## THE RECORDS:

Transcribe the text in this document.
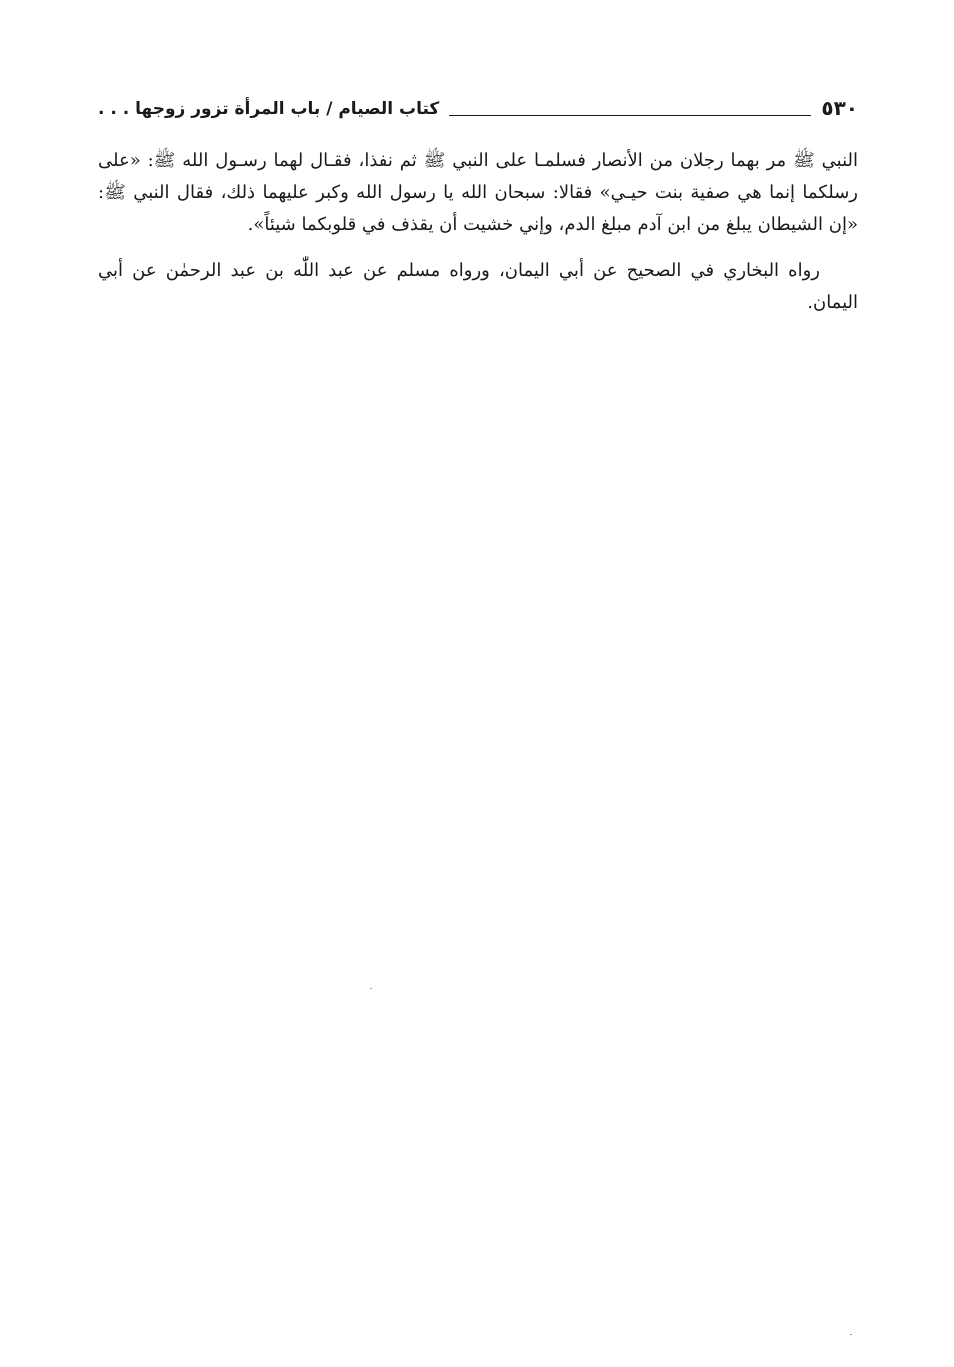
٥٣٠
كتاب الصيام / باب المرأة تزور زوجها . . .

النبي ﷺ مر بهما رجلان من الأنصار فسلمـا على النبي ﷺ ثم نفذا، فقـال لهما رسـول الله ﷺ: «على رسلكما إنما هي صفية بنت حيـي» فقالا: سبحان الله يا رسول الله وكبر عليهما ذلك، فقال النبي ﷺ: «إن الشيطان يبلغ من ابن آدم مبلغ الدم، وإني خشيت أن يقذف في قلوبكما شيئاً».

رواه البخاري في الصحيح عن أبي اليمان، ورواه مسلم عن عبد اللّٰه بن عبد الرحمٰن عن أبي اليمان.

## SHORT PROBLEM:
Print the complete listing exactly as it stands, without its pictures.

## REPLY TO THE EXERCISE:
Transcribe the text in this document.
٥٣٠
كتاب الصيام / باب المرأة تزور زوجها . . .

النبي ﷺ مر بهما رجلان من الأنصار فسلمـا على النبي ﷺ ثم نفذا، فقـال لهما رسـول الله ﷺ: «على رسلكما إنما هي صفية بنت حيـي» فقالا: سبحان الله يا رسول الله وكبر عليهما ذلك، فقال النبي ﷺ: «إن الشيطان يبلغ من ابن آدم مبلغ الدم، وإني خشيت أن يقذف في قلوبكما شيئاً».

رواه البخاري في الصحيح عن أبي اليمان، ورواه مسلم عن عبد اللّٰه بن عبد الرحمٰن عن أبي اليمان.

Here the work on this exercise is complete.